# [EXTRACT PROVIDED]
________
Encryption: Best Thing ever
If your Mac gets stolen, you're going to be upset, that's a given. At best, you've lost a very expensive item; if you weren't diligent about your backups, you may have lost your data, too. But one thing you don't want to have to stress about is the thief being able to get in and rifle through your documents, right? Yeah, that would be bad. Because then it's not just a loss, it becomes a concern about identity theft. Even those words strike fear in my heart, and they should in yours too.
So to avoid that horrible stress, what you need to do ahead of time is just turn on Apple's full-disk encryption, which they've dubbed FileVault. As Apple notes in that linked support article, all you have to do is mosey on over to System Preferences, click "Security & Privacy," select the "FIleVault" tab, and then click the lock to give yourself permission to make changes. Assuming you're the administrator on your machine, you'll then type in your Mac password, after which you'll be allowed to click "Turn On FileVault."
________
# [TASK OBJECTIVE]
Please continue the piece above on FileVault disk encryption for the Mac, picking up after its final sentence.

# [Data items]
________
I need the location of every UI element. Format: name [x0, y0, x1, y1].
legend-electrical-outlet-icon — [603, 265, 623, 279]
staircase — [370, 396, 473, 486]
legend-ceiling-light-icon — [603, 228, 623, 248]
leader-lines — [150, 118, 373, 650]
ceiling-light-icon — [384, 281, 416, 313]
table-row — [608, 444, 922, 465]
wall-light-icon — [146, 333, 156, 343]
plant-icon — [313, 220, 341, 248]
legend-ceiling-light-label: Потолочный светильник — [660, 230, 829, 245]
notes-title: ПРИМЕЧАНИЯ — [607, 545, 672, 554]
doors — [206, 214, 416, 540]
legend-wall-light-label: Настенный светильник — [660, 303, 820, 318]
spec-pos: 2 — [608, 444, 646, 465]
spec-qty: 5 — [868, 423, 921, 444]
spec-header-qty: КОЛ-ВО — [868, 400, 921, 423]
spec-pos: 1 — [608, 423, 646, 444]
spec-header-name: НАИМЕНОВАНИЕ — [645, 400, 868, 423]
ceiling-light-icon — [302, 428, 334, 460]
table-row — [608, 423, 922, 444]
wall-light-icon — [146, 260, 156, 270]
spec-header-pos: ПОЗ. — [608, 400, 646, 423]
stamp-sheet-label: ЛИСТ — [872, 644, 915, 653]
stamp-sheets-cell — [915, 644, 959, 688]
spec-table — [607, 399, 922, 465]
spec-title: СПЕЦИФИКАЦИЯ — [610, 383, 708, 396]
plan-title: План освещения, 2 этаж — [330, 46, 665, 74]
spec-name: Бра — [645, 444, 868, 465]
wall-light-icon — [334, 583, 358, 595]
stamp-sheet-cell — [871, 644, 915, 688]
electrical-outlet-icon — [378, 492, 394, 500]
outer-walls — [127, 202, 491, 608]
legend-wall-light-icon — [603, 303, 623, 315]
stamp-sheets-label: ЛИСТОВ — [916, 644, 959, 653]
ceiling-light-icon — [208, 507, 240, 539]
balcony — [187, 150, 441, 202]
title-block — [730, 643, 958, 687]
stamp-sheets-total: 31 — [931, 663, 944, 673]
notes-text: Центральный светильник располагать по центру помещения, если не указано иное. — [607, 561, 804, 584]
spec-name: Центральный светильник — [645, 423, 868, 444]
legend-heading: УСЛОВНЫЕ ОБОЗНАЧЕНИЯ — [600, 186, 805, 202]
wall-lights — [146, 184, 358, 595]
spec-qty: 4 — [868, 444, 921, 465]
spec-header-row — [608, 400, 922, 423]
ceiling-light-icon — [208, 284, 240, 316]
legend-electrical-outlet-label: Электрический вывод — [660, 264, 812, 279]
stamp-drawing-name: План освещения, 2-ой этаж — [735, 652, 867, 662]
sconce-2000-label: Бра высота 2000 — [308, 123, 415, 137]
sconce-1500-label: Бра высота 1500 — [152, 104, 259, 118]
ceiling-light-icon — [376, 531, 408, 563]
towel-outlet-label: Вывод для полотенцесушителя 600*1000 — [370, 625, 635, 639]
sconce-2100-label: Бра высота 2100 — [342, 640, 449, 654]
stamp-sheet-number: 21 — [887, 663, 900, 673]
________
# [EXERCISE RESPONSE]
At that point, you'll be asked whether you'd like to generate a recovery key or use your iCloud account to unlock your Mac should you forget your password. I strongly suggest you choose the iCloud option, with one important caveat: If you forget both your Mac password and your iCloud password, all of the data on your Mac will be lost. Which is, uh, something of a bummer.
Once you've got this set, though, the likelihood that an enterprising bad guy can see your files on a stolen computer just dropped to nil. So if you become a victim, you can at least be sure you won't be a victim of more awful things!